* START Supplied text *
Travelers heading home from the holidays typically pack airport terminals this time of year but for some the destination was Colorado and a long line to buy marijuana.

Most out of state visitors, according to a recent Colorado tourism study, come from Texas. While the new law could attract more, those who spoke to FOX 7 Thursday, while in downtown Austin, questioned if legal consequences are being ignored.

"Some of my friends have been interested in it. I've haven't thought about it to be honest," said Amanda Barmmer.

Under the new law, Colorado residents 21 and over can buy up to an ounce of marijuana; non-residents can only purchase up to a quarter-ounce and it must be consumed in that state.

"They don't think past their nose, so they'll go to Colorado and come back and have a drug test, or let they'd let their employer know they just went to Colorado and bring it down upon themselves," Matthew Talbot.

It's not a souvenir to be brought back to Texas. Possession of 2 oz. or less that up to about 120 joints results in a Misdemeanor citation, 180 days jail and a $ 2,000 fine.

"This is not a, what goes on in Denver, what goes on in Colorado stays in Colorado it follows you back with you," said Austin defense attorney Travis Williamson.
* END Supplied text *
* START Data provided *
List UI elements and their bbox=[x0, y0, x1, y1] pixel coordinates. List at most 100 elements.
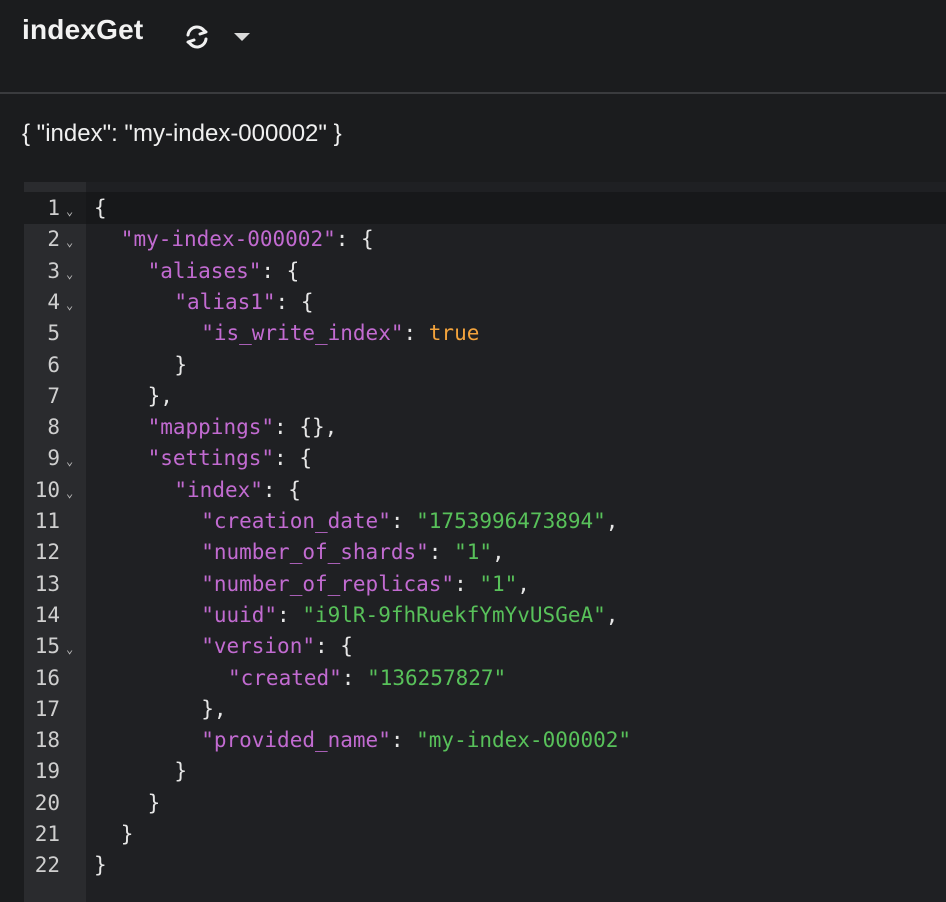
* END Data provided *
Instruction A — According to the article on Texans buying marijuana in Colorado, how much marijuana may a non-resident purchase there?
Instruction B — Go on with the article about Texas travelers and legal marijuana in Colorado from the end of its last paragraph.
The material is separate from the article on Texans buying marijuana in Colorado.

Exercise response A — Up to a quarter-ounce, which must be consumed in Colorado.

Exercise response B —
Traces of marijuana can stay in you system for weeks, according to Williamson, and in hair for years. So workers who are subject to drug testing could be suspended or fired after a trip to the high country.

"I don't think anyone should be comfortable with, I'd just play stupid, I didn't know that if I partake of the substance in Colorado, its legal, I'll use that as a defense," said Williamson.

It's important to read your employee handbook and understand what's not allowed and when. Flaming up may actually be ok, but you could also get tripped up by social media. Pictures on Twitter and sites like Facebook can be used against you by your boss.

"You're in your ski lodge, you got your feet up with a martini in one hand and pipe full of marijuana in the other, and that gets out in social media, on the internet, somehow brings discredit to your employer, in his or her opinion those are the cases I think are going to be much more likely and there's going to be more issue on them," said Williamson.